— start Given data —

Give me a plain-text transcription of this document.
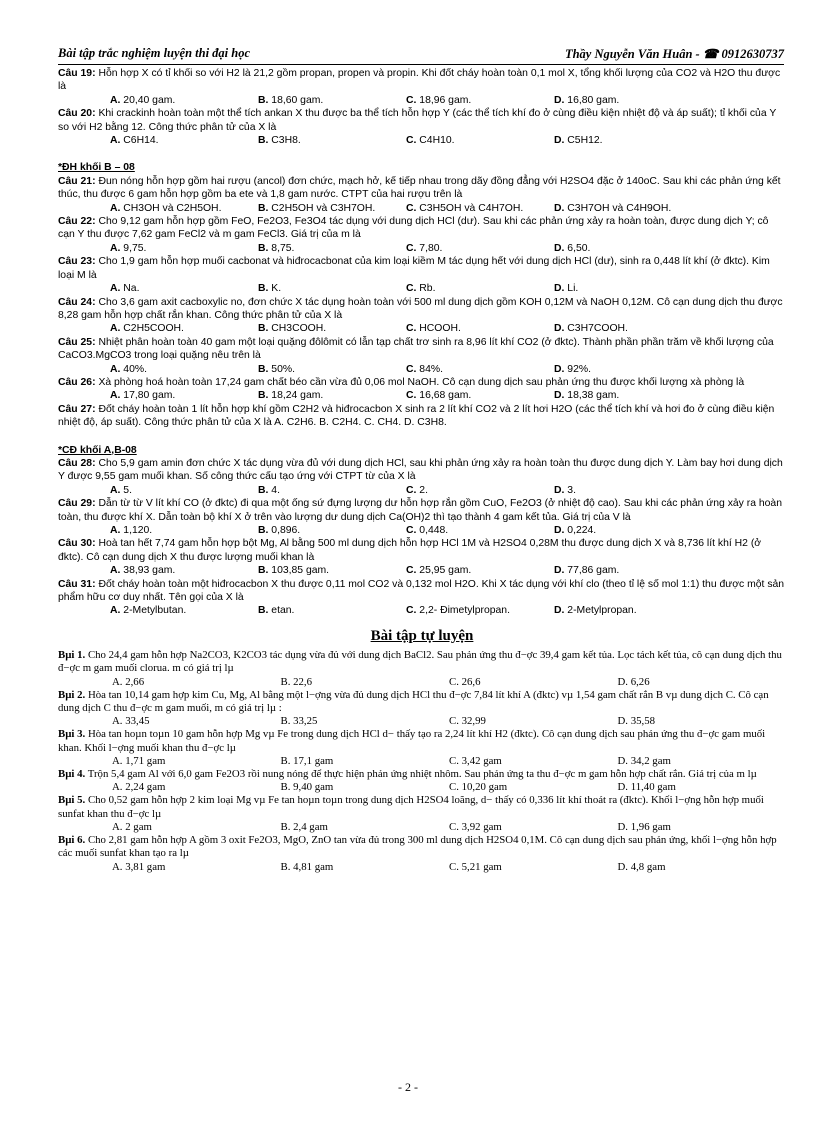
Bài tập trắc nghiệm luyện thi đại học	Thầy Nguyễn Văn Huân - ☎ 0912630737

Câu 19: Hỗn hợp X có tỉ khối so với H2 là 21,2 gồm propan, propen và propin. Khi đốt cháy hoàn toàn 0,1 mol X, tổng khối lượng của CO2 và H2O thu được là

A. 20,40 gam.	B. 18,60 gam.	C. 18,96 gam.	D. 16,80 gam.

Câu 20: Khi crackinh hoàn toàn một thể tích ankan X thu được ba thể tích hỗn hợp Y (các thể tích khí đo ở cùng điều kiện nhiệt độ và áp suất); tỉ khối của Y so với H2 bằng 12. Công thức phân tử của X là

A. C6H14.	B. C3H8.	C. C4H10.	D. C5H12.
*ĐH khối B – 08

Câu 21: Đun nóng hỗn hợp gồm hai rượu (ancol) đơn chức, mạch hở, kế tiếp nhau trong dãy đồng đẳng với H2SO4 đặc ở 140oC. Sau khi các phản ứng kết thúc, thu được 6 gam hỗn hợp gồm ba ete và 1,8 gam nước. CTPT của hai rượu trên là

A. CH3OH và C2H5OH.	B. C2H5OH và C3H7OH.	C. C3H5OH và C4H7OH.	D. C3H7OH và C4H9OH.

Câu 22: Cho 9,12 gam hỗn hợp gồm FeO, Fe2O3, Fe3O4 tác dụng với dung dịch HCl (dư). Sau khi các phản ứng xảy ra hoàn toàn, được dung dịch Y; cô cạn Y thu được 7,62 gam FeCl2 và m gam FeCl3. Giá trị của m là

A. 9,75.	B. 8,75.	C. 7,80.	D. 6,50.

Câu 23: Cho 1,9 gam hỗn hợp muối cacbonat và hiđrocacbonat của kim loại kiềm M tác dụng hết với dung dịch HCl (dư), sinh ra 0,448 lít khí (ở đktc). Kim loại M là

A. Na.	B. K.	C. Rb.	D. Li.

Câu 24: Cho 3,6 gam axit cacboxylic no, đơn chức X tác dụng hoàn toàn với 500 ml dung dịch gồm KOH 0,12M và NaOH 0,12M. Cô cạn dung dịch thu được 8,28 gam hỗn hợp chất rắn khan. Công thức phân tử của X là

A. C2H5COOH.	B. CH3COOH.	C. HCOOH.	D. C3H7COOH.

Câu 25: Nhiệt phân hoàn toàn 40 gam một loại quặng đôlômit có lẫn tạp chất trơ sinh ra 8,96 lít khí CO2 (ở đktc). Thành phần phần trăm về khối lượng của CaCO3.MgCO3 trong loại quặng nêu trên là

A. 40%.	B. 50%.	C. 84%.	D. 92%.

Câu 26: Xà phòng hoá hoàn toàn 17,24 gam chất béo cần vừa đủ 0,06 mol NaOH. Cô cạn dung dịch sau phản ứng thu được khối lượng xà phòng là

A. 17,80 gam.	B. 18,24 gam.	C. 16,68 gam.	D. 18,38 gam.

Câu 27: Đốt cháy hoàn toàn 1 lít hỗn hợp khí gồm C2H2 và hiđrocacbon X sinh ra 2 lít khí CO2 và 2 lít hơi H2O (các thể tích khí và hơi đo ở cùng điều kiện nhiệt độ, áp suất). Công thức phân tử của X là A. C2H6. B. C2H4. C. CH4. D. C3H8.

*CĐ khối A,B-08

Câu 28: Cho 5,9 gam amin đơn chức X tác dụng vừa đủ với dung dịch HCl, sau khi phản ứng xảy ra hoàn toàn thu được dung dịch Y. Làm bay hơi dung dịch Y được 9,55 gam muối khan. Số công thức cấu tạo ứng với CTPT từ của X là

A. 5.	B. 4.	C. 2.	D. 3.

Câu 29: Dẫn từ từ V lít khí CO (ở đktc) đi qua một ống sứ đựng lượng dư hỗn hợp rắn gồm CuO, Fe2O3 (ở nhiệt độ cao). Sau khi các phản ứng xảy ra hoàn toàn, thu được khí X. Dẫn toàn bộ khí X ở trên vào lượng dư dung dịch Ca(OH)2 thì tạo thành 4 gam kết tủa. Giá trị của V là

A. 1,120.	B. 0,896.	C. 0,448.	D. 0,224.

Câu 30: Hoà tan hết 7,74 gam hỗn hợp bột Mg, Al bằng 500 ml dung dịch hỗn hợp HCl 1M và H2SO4 0,28M thu được dung dịch X và 8,736 lít khí H2 (ở đktc). Cô cạn dung dịch X thu được lượng muối khan là

A. 38,93 gam.	B. 103,85 gam.	C. 25,95 gam.	D. 77,86 gam.

Câu 31: Đốt cháy hoàn toàn một hiđrocacbon X thu được 0,11 mol CO2 và 0,132 mol H2O. Khi X tác dụng với khí clo (theo tỉ lệ số mol 1:1) thu được một sản phẩm hữu cơ duy nhất. Tên gọi của X là

A. 2-Metylbutan.	B. etan.	C. 2,2- Đimetylpropan.	D. 2-Metylpropan.
Bài tập tự luyện

Bµi 1. Cho 24,4 gam hỗn hợp Na2CO3, K2CO3 tác dụng vừa đủ với dung dịch BaCl2. Sau phản ứng thu đ−ợc 39,4 gam kết tủa. Lọc tách kết tủa, cô cạn dung dịch thu đ−ợc m gam muối clorua. m có giá trị lµ

A. 2,66	B. 22,6	C. 26,6	D. 6,26

Bµi 2. Hòa tan 10,14 gam hợp kim Cu, Mg, Al bằng một l−ợng vừa đủ dung dịch HCl thu đ−ợc 7,84 lít khí A (đktc) vµ 1,54 gam chất rắn B vµ dung dịch C. Cô cạn dung dịch C thu đ−ợc m gam muối, m có giá trị lµ :

A. 33,45	B. 33,25	C. 32,99	D. 35,58

Bµi 3. Hòa tan hoµn toµn 10 gam hỗn hợp Mg vµ Fe trong dung dịch HCl d− thấy tạo ra 2,24 lít khí H2 (đktc). Cô cạn dung dịch sau phản ứng thu đ−ợc gam muối khan. Khối l−ợng muối khan thu đ−ợc lµ

A. 1,71 gam	B. 17,1 gam	C. 3,42 gam	D. 34,2 gam

Bµi 4. Trộn 5,4 gam Al với 6,0 gam Fe2O3 rồi nung nóng để thực hiện phản ứng nhiệt nhôm. Sau phản ứng ta thu đ−ợc m gam hỗn hợp chất rắn. Giá trị của m lµ

A. 2,24 gam	B. 9,40 gam	C. 10,20 gam	D. 11,40 gam

Bµi 5. Cho 0,52 gam hỗn hợp 2 kim loại Mg vµ Fe tan hoµn toµn trong dung dịch H2SO4 loãng, d− thấy có 0,336 lít khí thoát ra (đktc). Khối l−ợng hỗn hợp muối sunfat khan thu đ−ợc lµ

A. 2 gam	B. 2,4 gam	C. 3,92 gam	D. 1,96 gam

Bµi 6. Cho 2,81 gam hỗn hợp A gồm 3 oxit Fe2O3, MgO, ZnO tan vừa đủ trong 300 ml dung dịch H2SO4 0,1M. Cô cạn dung dịch sau phản ứng, khối l−ợng hỗn hợp các muối sunfat khan tạo ra lµ

A. 3,81 gam	B. 4,81 gam	C. 5,21 gam	D. 4,8 gam
- 2 -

— end Given data —

[Directions]:
Find the string "luyện" in the records, then copy each line where it occurs.

[Full answer]:
Bài tập trắc nghiệm luyện thi đại học	Thầy Nguyễn Văn Huân - ☎ 0912630737
Bài tập tự luyện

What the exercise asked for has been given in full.